Извлечённый текст:

——

Мне кажется, что революция вполне определенно доказала ошибочность убеждения в глубокой религиозности крестьянства в России. Я не считаю значительными факты устройства в сельских церквах театров и клубов, хотя это делалось — иногда — не потому, что не было помещения, более удобного для театра, а — с явной целью демонстрировать свободомыслие. Наблюдалось и более грубое кощунственное отношение ко храму, — его можно объяснить враждой к «попам», желанием оскорбить священника, а порою дерзким и наивным любопытством юности: что со мною будет, если я оскорблю вот это, всеми чтимое?

Несравненно значительнее такие факты: разрушение глубоко чтимых народом монастырей — древней Киево-Печерской лавры и сыгравшего огромную историческую и религиозную роль Троице-Сергиевского монастыря — не вызвало в крестьянстве ни протестов, ни волнения, — чего уверенно ждали некоторые политики. Как будто эти центры религиозной жизни вдруг утратили свою магическую силу, привлекавшую верующих со всех концов обширной русской земли. А ведь сотни тысяч пудов хлеба, спрятанного от голодной Москвы и Петербурга, деревня защищала с оружием в руках, не щадя своей жизни.

Когда провинциальные советы вскрывали «нетленные», высоко чтимые народом мощи, — народ отнесся и к этим актам совершенно равнодушно, с молчаливым, тупым любопытством. Вскрытие мощей производилось крайне бестактно и часто в очень грубых формах — с активным участием инородцев, иноверцев, с грубым издевательством над чувствами верующих в святость и чудотворную силу мощей. Но — и это не возбудило протестов со стороны людей, которые еще вчера преклонялись перед гробницами «чудотворцев». Я опросил не один десяток очевидцев и участников разоблачения церковного обмана: что чувствовали они, когда перед глазами вместо нетленного и благоухающего тела являлась грубо сделанная кукла или открывались полуистлевшие кости? Одни говорили, что совершилось чудо: святые тела, зная о поругании, затеянном неверами, покинули гробницы свои и скрылись. Другие утверждали, что обман был устроен монахами лишь тогда, когда им стало известно о намерении властей уничтожить мощи: «Они вынули настоящие нетленные мощи и заменили их чучелами».

——

Задание 1: Возьмите строки данных, всё от строки с «cell-text-consulting: 低代码平台推荐及咨询 [397,837,657,875]» вниз до строки с «table-header-bar: 服务类别 咨询», и перепишите их, поставив «row-category-box» вместо «row-category-cell». Больше ничего не меняйте.
Строки ниже никак не связаны с текстом.

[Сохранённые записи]

——

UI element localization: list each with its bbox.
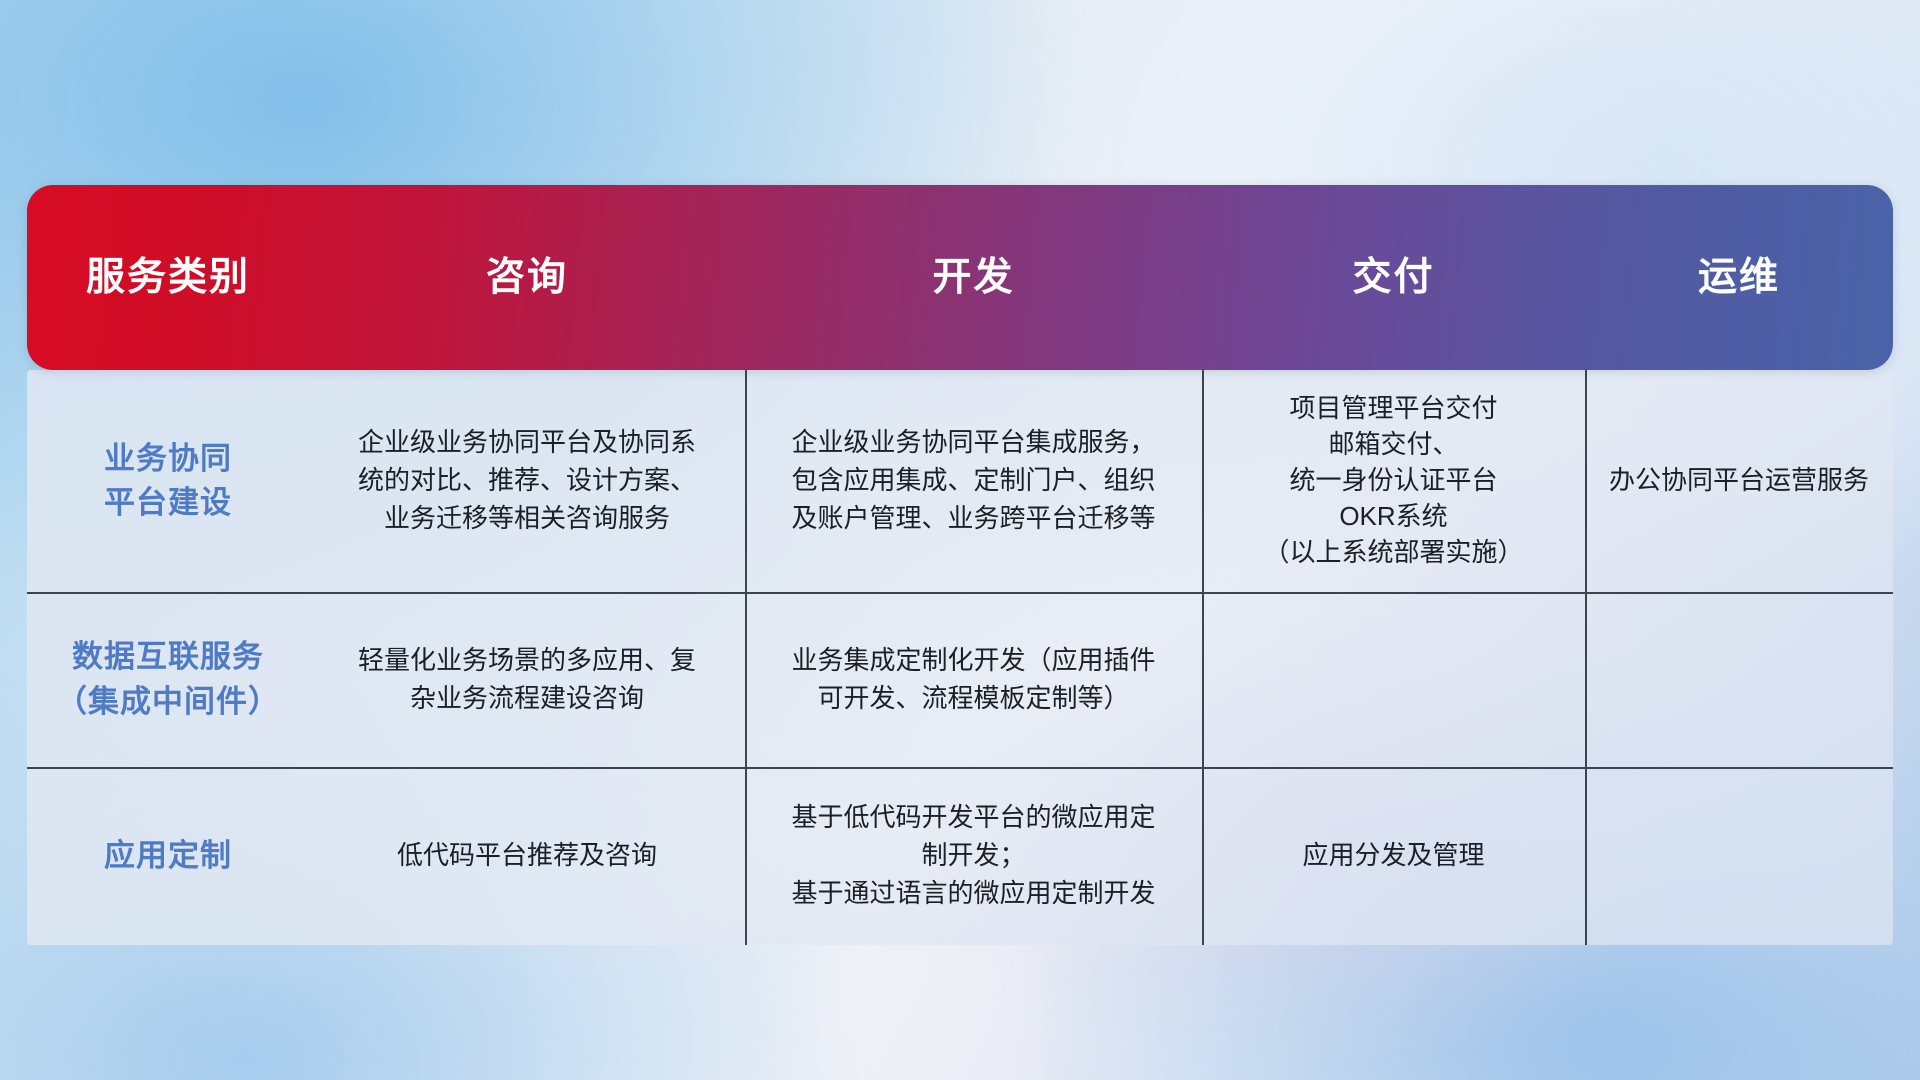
cell-text-consulting: 低代码平台推荐及咨询 [397,837,657,875]
cell-delivery: 应用分发及管理 [1202,767,1585,945]
cell-consulting: 企业级业务协同平台及协同系 统的对比、推荐、设计方案、 业务迁移等相关咨询服务 [309,370,745,592]
service-matrix-table: 服务类别 咨询 开发 交付 运维 业务协同 平台建设 企业级业务协同平台及协同系… [27,185,1893,971]
row-category-label: 业务协同 平台建设 [104,437,232,525]
row-category-cell: 数据互联服务 （集成中间件） [27,592,309,767]
column-header-delivery[interactable]: 交付 [1202,258,1585,297]
row-category-cell: 业务协同 平台建设 [27,370,309,592]
cell-consulting: 低代码平台推荐及咨询 [309,767,745,945]
cell-operations [1585,767,1893,945]
cell-consulting: 轻量化业务场景的多应用、复 杂业务流程建设咨询 [309,592,745,767]
table-row: 业务协同 平台建设 企业级业务协同平台及协同系 统的对比、推荐、设计方案、 业务… [27,370,1893,592]
cell-text-consulting: 企业级业务协同平台及协同系 统的对比、推荐、设计方案、 业务迁移等相关咨询服务 [358,424,696,537]
column-header-development[interactable]: 开发 [745,258,1202,297]
table-row: 应用定制 低代码平台推荐及咨询 基于低代码开发平台的微应用定 制开发； 基于通过… [27,767,1893,945]
column-header-service-category[interactable]: 服务类别 [27,258,309,297]
table-header-bar: 服务类别 咨询 开发 交付 运维 [27,185,1893,370]
table-rows: 业务协同 平台建设 企业级业务协同平台及协同系 统的对比、推荐、设计方案、 业务… [27,370,1893,945]
cell-delivery [1202,592,1585,767]
cell-delivery: 项目管理平台交付 邮箱交付、 统一身份认证平台 OKR系统 （以上系统部署实施） [1202,370,1585,592]
cell-text-development: 企业级业务协同平台集成服务， 包含应用集成、定制门户、组织 及账户管理、业务跨平… [791,424,1155,537]
cell-text-consulting: 轻量化业务场景的多应用、复 杂业务流程建设咨询 [358,642,696,717]
grid-vline-delivery-operations [1585,370,1587,945]
cell-operations: 办公协同平台运营服务 [1585,370,1893,592]
cell-text-delivery: 应用分发及管理 [1302,837,1484,875]
row-category-label: 数据互联服务 （集成中间件） [56,635,280,723]
grid-vline-development-delivery [1202,370,1204,945]
column-header-operations[interactable]: 运维 [1585,258,1893,297]
cell-development: 企业级业务协同平台集成服务， 包含应用集成、定制门户、组织 及账户管理、业务跨平… [745,370,1202,592]
grid-hline-row2-row3 [27,767,1893,769]
grid-vline-consulting-development [745,370,747,945]
cell-text-development: 业务集成定制化开发（应用插件 可开发、流程模板定制等） [791,642,1155,717]
row-category-cell: 应用定制 [27,767,309,945]
cell-development: 业务集成定制化开发（应用插件 可开发、流程模板定制等） [745,592,1202,767]
grid-hline-row1-row2 [27,592,1893,594]
slide-canvas: 服务类别 咨询 开发 交付 运维 业务协同 平台建设 企业级业务协同平台及协同系… [0,0,1920,1080]
row-category-label: 应用定制 [104,834,232,878]
cell-operations [1585,592,1893,767]
table-row: 数据互联服务 （集成中间件） 轻量化业务场景的多应用、复 杂业务流程建设咨询 业… [27,592,1893,767]
cell-development: 基于低代码开发平台的微应用定 制开发； 基于通过语言的微应用定制开发 [745,767,1202,945]
cell-text-delivery: 项目管理平台交付 邮箱交付、 统一身份认证平台 OKR系统 （以上系统部署实施） [1263,391,1523,570]
cell-text-development: 基于低代码开发平台的微应用定 制开发； 基于通过语言的微应用定制开发 [791,799,1155,912]
column-header-consulting[interactable]: 咨询 [309,258,745,297]
cell-text-operations: 办公协同平台运营服务 [1609,462,1869,500]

——

Задание 2: Переведите на английский предложение из текста о крестьянстве и религии: «Одни говорили, что совершилось чудо: святые тела, зная о поругании, затеянном неверами, покинули гробницы свои и скрылись».

Полный ответ 1:
cell-text-consulting: 低代码平台推荐及咨询 [397,837,657,875]
cell-delivery: 应用分发及管理 [1202,767,1585,945]
cell-consulting: 企业级业务协同平台及协同系 统的对比、推荐、设计方案、 业务迁移等相关咨询服务 [309,370,745,592]
service-matrix-table: 服务类别 咨询 开发 交付 运维 业务协同 平台建设 企业级业务协同平台及协同系… [27,185,1893,971]
row-category-label: 业务协同 平台建设 [104,437,232,525]
row-category-box: 数据互联服务 （集成中间件） [27,592,309,767]
column-header-delivery[interactable]: 交付 [1202,258,1585,297]
row-category-box: 业务协同 平台建设 [27,370,309,592]
cell-consulting: 低代码平台推荐及咨询 [309,767,745,945]
cell-operations [1585,767,1893,945]
cell-consulting: 轻量化业务场景的多应用、复 杂业务流程建设咨询 [309,592,745,767]
table-row: 业务协同 平台建设 企业级业务协同平台及协同系 统的对比、推荐、设计方案、 业务… [27,370,1893,592]
cell-text-consulting: 企业级业务协同平台及协同系 统的对比、推荐、设计方案、 业务迁移等相关咨询服务 [358,424,696,537]
column-header-development[interactable]: 开发 [745,258,1202,297]
table-row: 应用定制 低代码平台推荐及咨询 基于低代码开发平台的微应用定 制开发； 基于通过… [27,767,1893,945]
column-header-service-category[interactable]: 服务类别 [27,258,309,297]
table-header-bar: 服务类别 咨询 开发 交付 运维 [27,185,1893,370]

Полный ответ 2: Some said that a miracle had taken place: the holy bodies, knowing of the desecration planned by the unbelievers, had left their tombs and vanished.